* _Exercise_: Identify the lines that contain the word "Very", then copy them.

* _Available records_:
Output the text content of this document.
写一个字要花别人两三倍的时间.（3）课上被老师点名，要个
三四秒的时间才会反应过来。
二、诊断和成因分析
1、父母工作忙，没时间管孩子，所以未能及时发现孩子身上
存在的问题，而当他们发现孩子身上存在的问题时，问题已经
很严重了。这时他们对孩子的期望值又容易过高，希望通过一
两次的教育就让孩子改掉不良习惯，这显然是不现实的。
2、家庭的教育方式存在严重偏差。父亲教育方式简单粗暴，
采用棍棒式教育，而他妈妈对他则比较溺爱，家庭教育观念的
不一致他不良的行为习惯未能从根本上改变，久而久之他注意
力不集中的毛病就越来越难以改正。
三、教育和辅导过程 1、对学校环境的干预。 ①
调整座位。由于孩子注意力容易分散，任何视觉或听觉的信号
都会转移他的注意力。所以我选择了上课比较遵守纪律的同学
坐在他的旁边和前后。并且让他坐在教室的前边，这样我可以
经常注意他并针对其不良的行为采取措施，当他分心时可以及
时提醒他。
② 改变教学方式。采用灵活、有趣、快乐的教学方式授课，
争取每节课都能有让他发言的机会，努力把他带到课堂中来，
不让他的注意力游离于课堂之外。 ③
...
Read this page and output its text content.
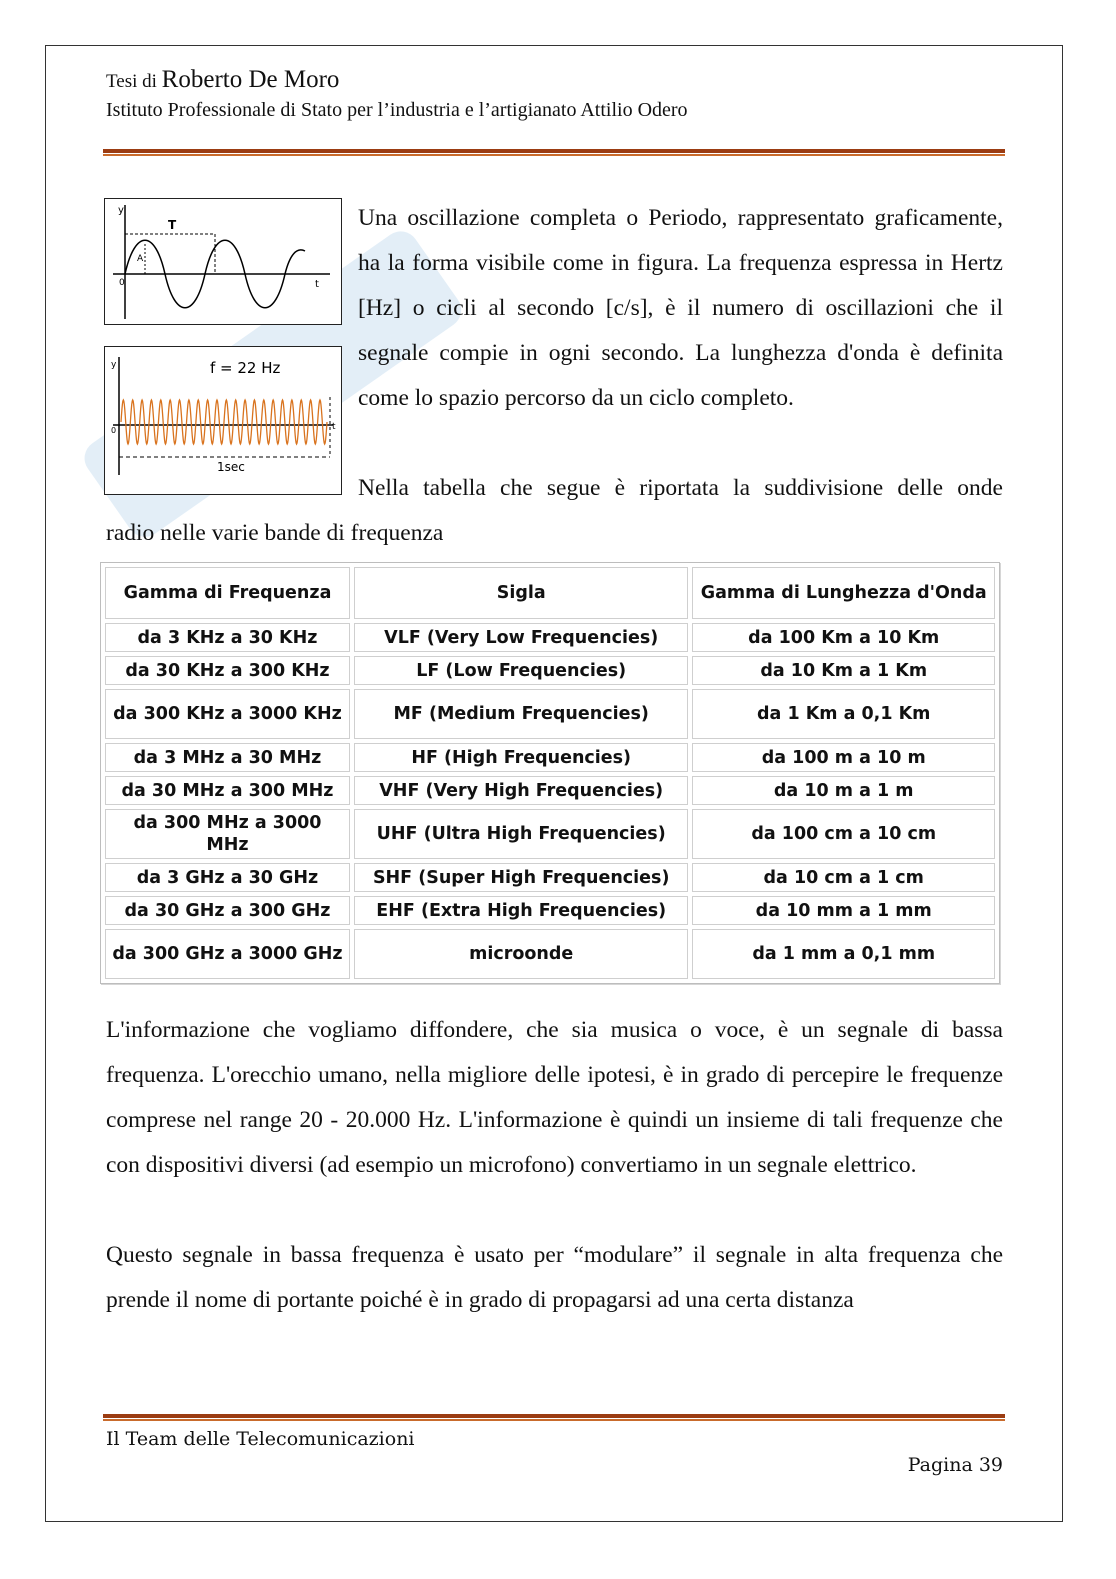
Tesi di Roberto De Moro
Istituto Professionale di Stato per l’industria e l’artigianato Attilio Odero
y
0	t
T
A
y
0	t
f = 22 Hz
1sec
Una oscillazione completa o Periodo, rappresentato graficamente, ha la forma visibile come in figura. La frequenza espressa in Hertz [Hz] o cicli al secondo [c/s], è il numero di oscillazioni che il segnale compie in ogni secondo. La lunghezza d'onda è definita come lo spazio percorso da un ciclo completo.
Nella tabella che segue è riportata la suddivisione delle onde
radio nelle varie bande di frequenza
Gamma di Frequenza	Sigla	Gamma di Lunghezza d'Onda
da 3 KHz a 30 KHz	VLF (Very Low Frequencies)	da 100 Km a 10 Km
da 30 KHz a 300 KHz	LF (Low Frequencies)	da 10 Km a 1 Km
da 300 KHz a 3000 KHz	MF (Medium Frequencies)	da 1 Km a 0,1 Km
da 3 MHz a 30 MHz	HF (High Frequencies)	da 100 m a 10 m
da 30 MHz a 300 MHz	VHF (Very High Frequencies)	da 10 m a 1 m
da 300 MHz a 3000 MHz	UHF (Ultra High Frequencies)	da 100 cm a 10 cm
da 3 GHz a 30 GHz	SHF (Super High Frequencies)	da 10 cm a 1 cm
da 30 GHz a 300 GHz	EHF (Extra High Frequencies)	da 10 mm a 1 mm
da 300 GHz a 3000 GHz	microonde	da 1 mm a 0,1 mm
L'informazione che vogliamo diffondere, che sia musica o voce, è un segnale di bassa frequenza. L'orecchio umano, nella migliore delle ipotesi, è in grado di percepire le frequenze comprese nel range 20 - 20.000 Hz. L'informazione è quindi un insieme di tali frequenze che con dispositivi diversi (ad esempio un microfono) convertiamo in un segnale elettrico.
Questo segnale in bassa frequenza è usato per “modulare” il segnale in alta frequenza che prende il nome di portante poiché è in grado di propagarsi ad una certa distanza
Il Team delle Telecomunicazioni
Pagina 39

* _Exercise response_:
da 3 KHz a 30 KHz	VLF (Very Low Frequencies)	da 100 Km a 10 Km
da 30 MHz a 300 MHz	VHF (Very High Frequencies)	da 10 m a 1 m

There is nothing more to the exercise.